## [Task to complete]
Quote the records beneath, complete and exact. Leave out images.

Stored dataset items
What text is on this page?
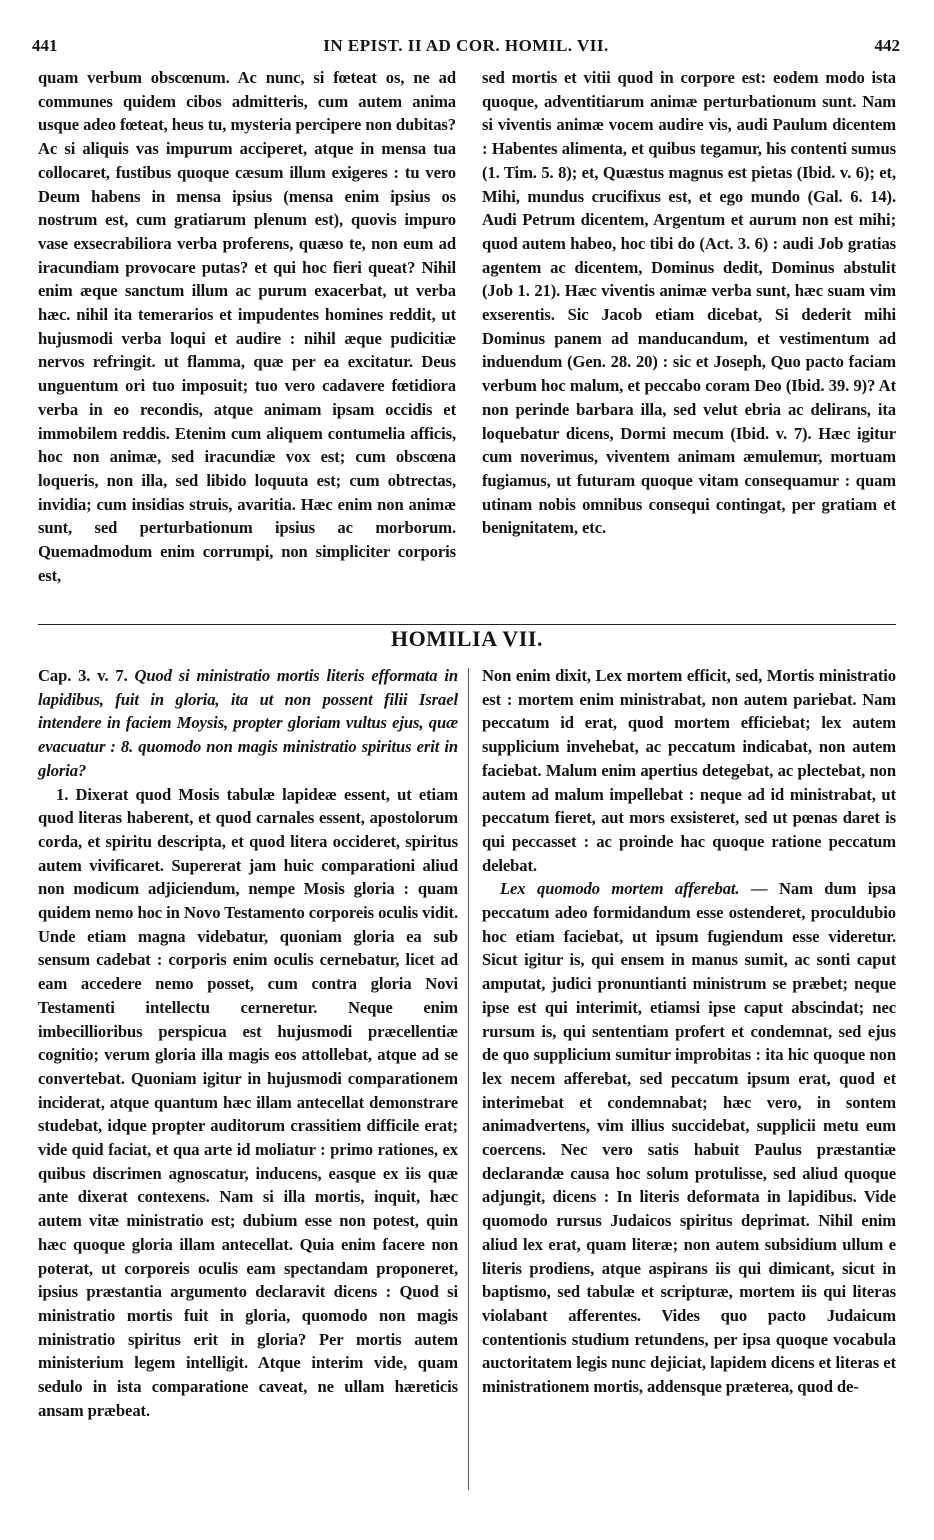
441	IN EPIST. II AD COR. HOMIL. VII.	442

quam verbum obscœnum. Ac nunc, si fœteat os, ne ad communes quidem cibos admitteris, cum autem anima usque adeo fœteat, heus tu, mysteria percipere non dubitas? Ac si aliquis vas impurum acciperet, atque in mensa tua collocaret, fustibus quoque cæsum illum exigeres : tu vero Deum habens in mensa ipsius (mensa enim ipsius os nostrum est, cum gratiarum plenum est), quovis impuro vase exsecrabiliora verba proferens, quæso te, non eum ad iracundiam provocare putas? et qui hoc fieri queat? Nihil enim æque sanctum illum ac purum exacerbat, ut verba hæc. nihil ita temerarios et impudentes homines reddit, ut hujusmodi verba loqui et audire : nihil æque pudicitiæ nervos refringit. ut flamma, quæ per ea excitatur. Deus unguentum ori tuo imposuit; tuo vero cadavere fœtidiora verba in eo recondis, atque animam ipsam occidis et immobilem reddis. Etenim cum aliquem contumelia afficis, hoc non animæ, sed iracundiæ vox est; cum obscœna loqueris, non illa, sed libido loquuta est; cum obtrectas, invidia; cum insidias struis, avaritia. Hæc enim non animæ sunt, sed perturbationum ipsius ac morborum. Quemadmodum enim corrumpi, non simpliciter corporis est,

sed mortis et vitii quod in corpore est: eodem modo ista quoque, adventitiarum animæ perturbationum sunt. Nam si viventis animæ vocem audire vis, audi Paulum dicentem : Habentes alimenta, et quibus tegamur, his contenti sumus (1. Tim. 5. 8); et, Quæstus magnus est pietas (Ibid. v. 6); et, Mihi, mundus crucifixus est, et ego mundo (Gal. 6. 14). Audi Petrum dicentem, Argentum et aurum non est mihi; quod autem habeo, hoc tibi do (Act. 3. 6) : audi Job gratias agentem ac dicentem, Dominus dedit, Dominus abstulit (Job 1. 21). Hæc viventis animæ verba sunt, hæc suam vim exserentis. Sic Jacob etiam dicebat, Si dederit mihi Dominus panem ad manducandum, et vestimentum ad induendum (Gen. 28. 20) : sic et Joseph, Quo pacto faciam verbum hoc malum, et peccabo coram Deo (Ibid. 39. 9)? At non perinde barbara illa, sed velut ebria ac delirans, ita loquebatur dicens, Dormi mecum (Ibid. v. 7). Hæc igitur cum noverimus, viventem animam æmulemur, mortuam fugiamus, ut futuram quoque vitam consequamur : quam utinam nobis omnibus consequi contingat, per gratiam et benignitatem, etc.

HOMILIA VII.

Cap. 3. v. 7. Quod si ministratio mortis literis efformata in lapidibus, fuit in gloria, ita ut non possent filii Israel intendere in faciem Moysis, propter gloriam vultus ejus, quæ evacuatur : 8. quomodo non magis ministratio spiritus erit in gloria?

1. Dixerat quod Mosis tabulæ lapideæ essent, ut etiam quod literas haberent, et quod carnales essent, apostolorum corda, et spiritu descripta, et quod litera occideret, spiritus autem vivificaret. Supererat jam huic comparationi aliud non modicum adjiciendum, nempe Mosis gloria : quam quidem nemo hoc in Novo Testamento corporeis oculis vidit. Unde etiam magna videbatur, quoniam gloria ea sub sensum cadebat : corporis enim oculis cernebatur, licet ad eam accedere nemo posset, cum contra gloria Novi Testamenti intellectu cerneretur. Neque enim imbecillioribus perspicua est hujusmodi præcellentiæ cognitio; verum gloria illa magis eos attollebat, atque ad se convertebat. Quoniam igitur in hujusmodi comparationem inciderat, atque quantum hæc illam antecellat demonstrare studebat, idque propter auditorum crassitiem difficile erat; vide quid faciat, et qua arte id moliatur : primo rationes, ex quibus discrimen agnoscatur, inducens, easque ex iis quæ ante dixerat contexens. Nam si illa mortis, inquit, hæc autem vitæ ministratio est; dubium esse non potest, quin hæc quoque gloria illam antecellat. Quia enim facere non poterat, ut corporeis oculis eam spectandam proponeret, ipsius præstantia argumento declaravit dicens : Quod si ministratio mortis fuit in gloria, quomodo non magis ministratio spiritus erit in gloria? Per mortis autem ministerium legem intelligit. Atque interim vide, quam sedulo in ista comparatione caveat, ne ullam hæreticis ansam præbeat.

Non enim dixit, Lex mortem efficit, sed, Mortis ministratio est : mortem enim ministrabat, non autem pariebat. Nam peccatum id erat, quod mortem efficiebat; lex autem supplicium invehebat, ac peccatum indicabat, non autem faciebat. Malum enim apertius detegebat, ac plectebat, non autem ad malum impellebat : neque ad id ministrabat, ut peccatum fieret, aut mors exsisteret, sed ut pœnas daret is qui peccasset : ac proinde hac quoque ratione peccatum delebat.

Lex quomodo mortem afferebat. — Nam dum ipsa peccatum adeo formidandum esse ostenderet, proculdubio hoc etiam faciebat, ut ipsum fugiendum esse videretur. Sicut igitur is, qui ensem in manus sumit, ac sonti caput amputat, judici pronuntianti ministrum se præbet; neque ipse est qui interimit, etiamsi ipse caput abscindat; nec rursum is, qui sententiam profert et condemnat, sed ejus de quo supplicium sumitur improbitas : ita hic quoque non lex necem afferebat, sed peccatum ipsum erat, quod et interimebat et condemnabat; hæc vero, in sontem animadvertens, vim illius succidebat, supplicii metu eum coercens. Nec vero satis habuit Paulus præstantiæ declarandæ causa hoc solum protulisse, sed aliud quoque adjungit, dicens : In literis deformata in lapidibus. Vide quomodo rursus Judaicos spiritus deprimat. Nihil enim aliud lex erat, quam literæ; non autem subsidium ullum e literis prodiens, atque aspirans iis qui dimicant, sicut in baptismo, sed tabulæ et scripturæ, mortem iis qui literas violabant afferentes. Vides quo pacto Judaicum contentionis studium retundens, per ipsa quoque vocabula auctoritatem legis nunc dejiciat, lapidem dicens et literas et ministrationem mortis, addensque præterea, quod de-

## [The reply]
What text is on this page?
441	IN EPIST. II AD COR. HOMIL. VII.	442

quam verbum obscœnum. Ac nunc, si fœteat os, ne ad communes quidem cibos admitteris, cum autem anima usque adeo fœteat, heus tu, mysteria percipere non dubitas? Ac si aliquis vas impurum acciperet, atque in mensa tua collocaret, fustibus quoque cæsum illum exigeres : tu vero Deum habens in mensa ipsius (mensa enim ipsius os nostrum est, cum gratiarum plenum est), quovis impuro vase exsecrabiliora verba proferens, quæso te, non eum ad iracundiam provocare putas? et qui hoc fieri queat? Nihil enim æque sanctum illum ac purum exacerbat, ut verba hæc. nihil ita temerarios et impudentes homines reddit, ut hujusmodi verba loqui et audire : nihil æque pudicitiæ nervos refringit. ut flamma, quæ per ea excitatur. Deus unguentum ori tuo imposuit; tuo vero cadavere fœtidiora verba in eo recondis, atque animam ipsam occidis et immobilem reddis. Etenim cum aliquem contumelia afficis, hoc non animæ, sed iracundiæ vox est; cum obscœna loqueris, non illa, sed libido loquuta est; cum obtrectas, invidia; cum insidias struis, avaritia. Hæc enim non animæ sunt, sed perturbationum ipsius ac morborum. Quemadmodum enim corrumpi, non simpliciter corporis est,

sed mortis et vitii quod in corpore est: eodem modo ista quoque, adventitiarum animæ perturbationum sunt. Nam si viventis animæ vocem audire vis, audi Paulum dicentem : Habentes alimenta, et quibus tegamur, his contenti sumus (1. Tim. 5. 8); et, Quæstus magnus est pietas (Ibid. v. 6); et, Mihi, mundus crucifixus est, et ego mundo (Gal. 6. 14). Audi Petrum dicentem, Argentum et aurum non est mihi; quod autem habeo, hoc tibi do (Act. 3. 6) : audi Job gratias agentem ac dicentem, Dominus dedit, Dominus abstulit (Job 1. 21). Hæc viventis animæ verba sunt, hæc suam vim exserentis. Sic Jacob etiam dicebat, Si dederit mihi Dominus panem ad manducandum, et vestimentum ad induendum (Gen. 28. 20) : sic et Joseph, Quo pacto faciam verbum hoc malum, et peccabo coram Deo (Ibid. 39. 9)? At non perinde barbara illa, sed velut ebria ac delirans, ita loquebatur dicens, Dormi mecum (Ibid. v. 7). Hæc igitur cum noverimus, viventem animam æmulemur, mortuam fugiamus, ut futuram quoque vitam consequamur : quam utinam nobis omnibus consequi contingat, per gratiam et benignitatem, etc.

HOMILIA VII.

Cap. 3. v. 7. Quod si ministratio mortis literis efformata in lapidibus, fuit in gloria, ita ut non possent filii Israel intendere in faciem Moysis, propter gloriam vultus ejus, quæ evacuatur : 8. quomodo non magis ministratio spiritus erit in gloria?

1. Dixerat quod Mosis tabulæ lapideæ essent, ut etiam quod literas haberent, et quod carnales essent, apostolorum corda, et spiritu descripta, et quod litera occideret, spiritus autem vivificaret. Supererat jam huic comparationi aliud non modicum adjiciendum, nempe Mosis gloria : quam quidem nemo hoc in Novo Testamento corporeis oculis vidit. Unde etiam magna videbatur, quoniam gloria ea sub sensum cadebat : corporis enim oculis cernebatur, licet ad eam accedere nemo posset, cum contra gloria Novi Testamenti intellectu cerneretur. Neque enim imbecillioribus perspicua est hujusmodi præcellentiæ cognitio; verum gloria illa magis eos attollebat, atque ad se convertebat. Quoniam igitur in hujusmodi comparationem inciderat, atque quantum hæc illam antecellat demonstrare studebat, idque propter auditorum crassitiem difficile erat; vide quid faciat, et qua arte id moliatur : primo rationes, ex quibus discrimen agnoscatur, inducens, easque ex iis quæ ante dixerat contexens. Nam si illa mortis, inquit, hæc autem vitæ ministratio est; dubium esse non potest, quin hæc quoque gloria illam antecellat. Quia enim facere non poterat, ut corporeis oculis eam spectandam proponeret, ipsius præstantia argumento declaravit dicens : Quod si ministratio mortis fuit in gloria, quomodo non magis ministratio spiritus erit in gloria? Per mortis autem ministerium legem intelligit. Atque interim vide, quam sedulo in ista comparatione caveat, ne ullam hæreticis ansam præbeat.

Non enim dixit, Lex mortem efficit, sed, Mortis ministratio est : mortem enim ministrabat, non autem pariebat. Nam peccatum id erat, quod mortem efficiebat; lex autem supplicium invehebat, ac peccatum indicabat, non autem faciebat. Malum enim apertius detegebat, ac plectebat, non autem ad malum impellebat : neque ad id ministrabat, ut peccatum fieret, aut mors exsisteret, sed ut pœnas daret is qui peccasset : ac proinde hac quoque ratione peccatum delebat.

Lex quomodo mortem afferebat. — Nam dum ipsa peccatum adeo formidandum esse ostenderet, proculdubio hoc etiam faciebat, ut ipsum fugiendum esse videretur. Sicut igitur is, qui ensem in manus sumit, ac sonti caput amputat, judici pronuntianti ministrum se præbet; neque ipse est qui interimit, etiamsi ipse caput abscindat; nec rursum is, qui sententiam profert et condemnat, sed ejus de quo supplicium sumitur improbitas : ita hic quoque non lex necem afferebat, sed peccatum ipsum erat, quod et interimebat et condemnabat; hæc vero, in sontem animadvertens, vim illius succidebat, supplicii metu eum coercens. Nec vero satis habuit Paulus præstantiæ declarandæ causa hoc solum protulisse, sed aliud quoque adjungit, dicens : In literis deformata in lapidibus. Vide quomodo rursus Judaicos spiritus deprimat. Nihil enim aliud lex erat, quam literæ; non autem subsidium ullum e literis prodiens, atque aspirans iis qui dimicant, sicut in baptismo, sed tabulæ et scripturæ, mortem iis qui literas violabant afferentes. Vides quo pacto Judaicum contentionis studium retundens, per ipsa quoque vocabula auctoritatem legis nunc dejiciat, lapidem dicens et literas et ministrationem mortis, addensque præterea, quod de-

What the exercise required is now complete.